[Collected data entries]

┌──

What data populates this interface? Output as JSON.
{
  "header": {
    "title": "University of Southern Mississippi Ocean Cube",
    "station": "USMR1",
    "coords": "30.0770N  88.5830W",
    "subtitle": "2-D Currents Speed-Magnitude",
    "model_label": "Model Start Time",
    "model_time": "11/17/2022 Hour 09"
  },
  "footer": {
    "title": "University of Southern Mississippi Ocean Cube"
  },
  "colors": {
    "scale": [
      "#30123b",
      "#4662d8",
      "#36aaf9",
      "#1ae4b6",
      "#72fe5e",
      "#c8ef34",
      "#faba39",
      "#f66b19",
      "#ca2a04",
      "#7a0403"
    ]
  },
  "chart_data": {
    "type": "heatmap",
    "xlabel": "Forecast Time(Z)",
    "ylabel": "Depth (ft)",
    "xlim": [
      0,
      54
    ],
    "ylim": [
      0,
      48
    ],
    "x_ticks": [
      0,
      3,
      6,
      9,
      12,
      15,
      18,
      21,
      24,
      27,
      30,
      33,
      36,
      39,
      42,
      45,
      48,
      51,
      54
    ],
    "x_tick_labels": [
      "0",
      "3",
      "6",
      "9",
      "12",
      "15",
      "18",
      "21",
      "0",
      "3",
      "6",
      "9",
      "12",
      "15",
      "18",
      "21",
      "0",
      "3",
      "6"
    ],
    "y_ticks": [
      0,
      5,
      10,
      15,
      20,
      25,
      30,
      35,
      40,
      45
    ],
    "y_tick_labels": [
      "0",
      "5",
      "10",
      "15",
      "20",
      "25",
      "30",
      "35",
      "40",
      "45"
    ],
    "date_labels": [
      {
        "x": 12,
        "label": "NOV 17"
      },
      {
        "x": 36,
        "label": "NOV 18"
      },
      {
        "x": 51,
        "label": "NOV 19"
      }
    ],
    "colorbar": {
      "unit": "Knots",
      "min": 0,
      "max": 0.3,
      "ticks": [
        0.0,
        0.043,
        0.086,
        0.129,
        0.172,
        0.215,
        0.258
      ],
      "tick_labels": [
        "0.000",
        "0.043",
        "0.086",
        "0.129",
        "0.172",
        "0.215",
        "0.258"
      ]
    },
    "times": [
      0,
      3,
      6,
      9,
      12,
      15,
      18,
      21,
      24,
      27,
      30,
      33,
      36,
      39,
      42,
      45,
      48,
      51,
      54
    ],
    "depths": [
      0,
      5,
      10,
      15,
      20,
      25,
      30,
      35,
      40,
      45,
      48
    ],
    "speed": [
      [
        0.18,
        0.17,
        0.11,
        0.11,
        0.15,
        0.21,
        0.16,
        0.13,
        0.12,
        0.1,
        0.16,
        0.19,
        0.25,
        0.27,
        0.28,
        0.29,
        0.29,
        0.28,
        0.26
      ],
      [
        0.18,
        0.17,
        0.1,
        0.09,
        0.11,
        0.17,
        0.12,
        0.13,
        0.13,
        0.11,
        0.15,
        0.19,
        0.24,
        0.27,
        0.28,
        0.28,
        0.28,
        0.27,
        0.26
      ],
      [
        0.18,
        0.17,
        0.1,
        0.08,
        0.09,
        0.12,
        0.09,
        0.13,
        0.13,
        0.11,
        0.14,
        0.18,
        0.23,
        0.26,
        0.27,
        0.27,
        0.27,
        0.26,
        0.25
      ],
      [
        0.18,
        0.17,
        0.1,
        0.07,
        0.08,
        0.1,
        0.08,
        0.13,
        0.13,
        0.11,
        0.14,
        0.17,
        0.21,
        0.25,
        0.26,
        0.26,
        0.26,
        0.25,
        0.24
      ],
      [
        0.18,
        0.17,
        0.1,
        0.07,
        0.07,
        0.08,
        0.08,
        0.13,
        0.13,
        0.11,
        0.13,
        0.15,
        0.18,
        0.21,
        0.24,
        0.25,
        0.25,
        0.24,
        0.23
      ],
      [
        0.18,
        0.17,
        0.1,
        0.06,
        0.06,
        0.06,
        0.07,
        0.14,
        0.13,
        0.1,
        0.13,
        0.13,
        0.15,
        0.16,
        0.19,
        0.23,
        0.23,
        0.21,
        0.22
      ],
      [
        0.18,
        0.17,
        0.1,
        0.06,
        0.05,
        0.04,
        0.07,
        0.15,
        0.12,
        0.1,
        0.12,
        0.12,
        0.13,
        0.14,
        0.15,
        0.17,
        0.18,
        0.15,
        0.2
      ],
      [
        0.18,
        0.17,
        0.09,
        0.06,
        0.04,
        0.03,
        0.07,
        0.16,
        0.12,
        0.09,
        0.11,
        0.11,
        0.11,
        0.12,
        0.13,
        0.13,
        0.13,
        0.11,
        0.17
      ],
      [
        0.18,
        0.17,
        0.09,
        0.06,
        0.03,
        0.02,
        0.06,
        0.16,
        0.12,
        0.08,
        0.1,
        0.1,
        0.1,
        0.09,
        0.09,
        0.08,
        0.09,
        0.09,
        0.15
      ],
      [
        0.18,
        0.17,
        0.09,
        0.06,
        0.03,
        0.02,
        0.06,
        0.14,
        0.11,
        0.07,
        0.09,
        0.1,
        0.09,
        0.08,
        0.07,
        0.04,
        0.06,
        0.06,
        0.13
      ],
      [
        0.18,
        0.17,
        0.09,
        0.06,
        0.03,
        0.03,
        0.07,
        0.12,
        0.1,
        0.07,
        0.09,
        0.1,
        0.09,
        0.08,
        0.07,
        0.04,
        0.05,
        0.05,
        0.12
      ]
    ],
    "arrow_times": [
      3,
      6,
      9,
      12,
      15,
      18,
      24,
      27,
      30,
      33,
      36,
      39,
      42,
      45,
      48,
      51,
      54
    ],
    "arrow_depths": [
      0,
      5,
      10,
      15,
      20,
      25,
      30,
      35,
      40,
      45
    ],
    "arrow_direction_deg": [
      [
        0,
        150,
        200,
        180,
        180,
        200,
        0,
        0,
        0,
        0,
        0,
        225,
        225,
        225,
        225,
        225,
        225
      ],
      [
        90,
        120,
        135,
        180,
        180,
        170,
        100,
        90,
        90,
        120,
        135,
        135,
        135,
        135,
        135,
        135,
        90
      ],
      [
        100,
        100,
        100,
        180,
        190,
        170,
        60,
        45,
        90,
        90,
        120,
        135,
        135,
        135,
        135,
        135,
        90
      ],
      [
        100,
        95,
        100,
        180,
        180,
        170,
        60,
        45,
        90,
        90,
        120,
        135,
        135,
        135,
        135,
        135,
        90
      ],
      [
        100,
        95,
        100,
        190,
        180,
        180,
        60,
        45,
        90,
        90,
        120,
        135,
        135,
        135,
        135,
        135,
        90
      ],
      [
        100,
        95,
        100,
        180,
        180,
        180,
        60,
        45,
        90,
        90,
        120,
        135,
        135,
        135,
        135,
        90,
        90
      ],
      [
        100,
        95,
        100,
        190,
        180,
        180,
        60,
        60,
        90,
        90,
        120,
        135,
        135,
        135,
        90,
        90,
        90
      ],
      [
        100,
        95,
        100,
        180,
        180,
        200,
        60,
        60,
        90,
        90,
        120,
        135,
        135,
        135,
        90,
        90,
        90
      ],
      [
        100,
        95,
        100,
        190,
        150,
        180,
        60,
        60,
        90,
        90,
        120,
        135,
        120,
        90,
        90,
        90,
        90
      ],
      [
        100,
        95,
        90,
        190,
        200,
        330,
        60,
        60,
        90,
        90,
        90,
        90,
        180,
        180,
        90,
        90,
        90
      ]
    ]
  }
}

└──

• _Aim of the task_: Could you transcribe the records in full, exactly?

• _Full output_:
What data populates this interface? Output as JSON.
{
  "header": {
    "title": "University of Southern Mississippi Ocean Cube",
    "station": "USMR1",
    "coords": "30.0770N  88.5830W",
    "subtitle": "2-D Currents Speed-Magnitude",
    "model_label": "Model Start Time",
    "model_time": "11/17/2022 Hour 09"
  },
  "footer": {
    "title": "University of Southern Mississippi Ocean Cube"
  },
  "colors": {
    "scale": [
      "#30123b",
      "#4662d8",
      "#36aaf9",
      "#1ae4b6",
      "#72fe5e",
      "#c8ef34",
      "#faba39",
      "#f66b19",
      "#ca2a04",
      "#7a0403"
    ]
  },
  "chart_data": {
    "type": "heatmap",
    "xlabel": "Forecast Time(Z)",
    "ylabel": "Depth (ft)",
    "xlim": [
      0,
      54
    ],
    "ylim": [
      0,
      48
    ],
    "x_ticks": [
      0,
      3,
      6,
      9,
      12,
      15,
      18,
      21,
      24,
      27,
      30,
      33,
      36,
      39,
      42,
      45,
      48,
      51,
      54
    ],
    "x_tick_labels": [
      "0",
      "3",
      "6",
      "9",
      "12",
      "15",
      "18",
      "21",
      "0",
      "3",
      "6",
      "9",
      "12",
      "15",
      "18",
      "21",
      "0",
      "3",
      "6"
    ],
    "y_ticks": [
      0,
      5,
      10,
      15,
      20,
      25,
      30,
      35,
      40,
      45
    ],
    "y_tick_labels": [
      "0",
      "5",
      "10",
      "15",
      "20",
      "25",
      "30",
      "35",
      "40",
      "45"
    ],
    "date_labels": [
      {
        "x": 12,
        "label": "NOV 17"
      },
      {
        "x": 36,
        "label": "NOV 18"
      },
      {
        "x": 51,
        "label": "NOV 19"
      }
    ],
    "colorbar": {
      "unit": "Knots",
      "min": 0,
      "max": 0.3,
      "ticks": [
        0.0,
        0.043,
        0.086,
        0.129,
        0.172,
        0.215,
        0.258
      ],
      "tick_labels": [
        "0.000",
        "0.043",
        "0.086",
        "0.129",
        "0.172",
        "0.215",
        "0.258"
      ]
    },
    "times": [
      0,
      3,
      6,
      9,
      12,
      15,
      18,
      21,
      24,
      27,
      30,
      33,
      36,
      39,
      42,
      45,
      48,
      51,
      54
    ],
    "depths": [
      0,
      5,
      10,
      15,
      20,
      25,
      30,
      35,
      40,
      45,
      48
    ],
    "speed": [
      [
        0.18,
        0.17,
        0.11,
        0.11,
        0.15,
        0.21,
        0.16,
        0.13,
        0.12,
        0.1,
        0.16,
        0.19,
        0.25,
        0.27,
        0.28,
        0.29,
        0.29,
        0.28,
        0.26
      ],
      [
        0.18,
        0.17,
        0.1,
        0.09,
        0.11,
        0.17,
        0.12,
        0.13,
        0.13,
        0.11,
        0.15,
        0.19,
        0.24,
        0.27,
        0.28,
        0.28,
        0.28,
        0.27,
        0.26
      ],
      [
        0.18,
        0.17,
        0.1,
        0.08,
        0.09,
        0.12,
        0.09,
        0.13,
        0.13,
        0.11,
        0.14,
        0.18,
        0.23,
        0.26,
        0.27,
        0.27,
        0.27,
        0.26,
        0.25
      ],
      [
        0.18,
        0.17,
        0.1,
        0.07,
        0.08,
        0.1,
        0.08,
        0.13,
        0.13,
        0.11,
        0.14,
        0.17,
        0.21,
        0.25,
        0.26,
        0.26,
        0.26,
        0.25,
        0.24
      ],
      [
        0.18,
        0.17,
        0.1,
        0.07,
        0.07,
        0.08,
        0.08,
        0.13,
        0.13,
        0.11,
        0.13,
        0.15,
        0.18,
        0.21,
        0.24,
        0.25,
        0.25,
        0.24,
        0.23
      ],
      [
        0.18,
        0.17,
        0.1,
        0.06,
        0.06,
        0.06,
        0.07,
        0.14,
        0.13,
        0.1,
        0.13,
        0.13,
        0.15,
        0.16,
        0.19,
        0.23,
        0.23,
        0.21,
        0.22
      ],
      [
        0.18,
        0.17,
        0.1,
        0.06,
        0.05,
        0.04,
        0.07,
        0.15,
        0.12,
        0.1,
        0.12,
        0.12,
        0.13,
        0.14,
        0.15,
        0.17,
        0.18,
        0.15,
        0.2
      ],
      [
        0.18,
        0.17,
        0.09,
        0.06,
        0.04,
        0.03,
        0.07,
        0.16,
        0.12,
        0.09,
        0.11,
        0.11,
        0.11,
        0.12,
        0.13,
        0.13,
        0.13,
        0.11,
        0.17
      ],
      [
        0.18,
        0.17,
        0.09,
        0.06,
        0.03,
        0.02,
        0.06,
        0.16,
        0.12,
        0.08,
        0.1,
        0.1,
        0.1,
        0.09,
        0.09,
        0.08,
        0.09,
        0.09,
        0.15
      ],
      [
        0.18,
        0.17,
        0.09,
        0.06,
        0.03,
        0.02,
        0.06,
        0.14,
        0.11,
        0.07,
        0.09,
        0.1,
        0.09,
        0.08,
        0.07,
        0.04,
        0.06,
        0.06,
        0.13
      ],
      [
        0.18,
        0.17,
        0.09,
        0.06,
        0.03,
        0.03,
        0.07,
        0.12,
        0.1,
        0.07,
        0.09,
        0.1,
        0.09,
        0.08,
        0.07,
        0.04,
        0.05,
        0.05,
        0.12
      ]
    ],
    "arrow_times": [
      3,
      6,
      9,
      12,
      15,
      18,
      24,
      27,
      30,
      33,
      36,
      39,
      42,
      45,
      48,
      51,
      54
    ],
    "arrow_depths": [
      0,
      5,
      10,
      15,
      20,
      25,
      30,
      35,
      40,
      45
    ],
    "arrow_direction_deg": [
      [
        0,
        150,
        200,
        180,
        180,
        200,
        0,
        0,
        0,
        0,
        0,
        225,
        225,
        225,
        225,
        225,
        225
      ],
      [
        90,
        120,
        135,
        180,
        180,
        170,
        100,
        90,
        90,
        120,
        135,
        135,
        135,
        135,
        135,
        135,
        90
      ],
      [
        100,
        100,
        100,
        180,
        190,
        170,
        60,
        45,
        90,
        90,
        120,
        135,
        135,
        135,
        135,
        135,
        90
      ],
      [
        100,
        95,
        100,
        180,
        180,
        170,
        60,
        45,
        90,
        90,
        120,
        135,
        135,
        135,
        135,
        135,
        90
      ],
      [
        100,
        95,
        100,
        190,
        180,
        180,
        60,
        45,
        90,
        90,
        120,
        135,
        135,
        135,
        135,
        135,
        90
      ],
      [
        100,
        95,
        100,
        180,
        180,
        180,
        60,
        45,
        90,
        90,
        120,
        135,
        135,
        135,
        135,
        90,
        90
      ],
      [
        100,
        95,
        100,
        190,
        180,
        180,
        60,
        60,
        90,
        90,
        120,
        135,
        135,
        135,
        90,
        90,
        90
      ],
      [
        100,
        95,
        100,
        180,
        180,
        200,
        60,
        60,
        90,
        90,
        120,
        135,
        135,
        135,
        90,
        90,
        90
      ],
      [
        100,
        95,
        100,
        190,
        150,
        180,
        60,
        60,
        90,
        90,
        120,
        135,
        120,
        90,
        90,
        90,
        90
      ],
      [
        100,
        95,
        90,
        190,
        200,
        330,
        60,
        60,
        90,
        90,
        90,
        90,
        180,
        180,
        90,
        90,
        90
      ]
    ]
  }
}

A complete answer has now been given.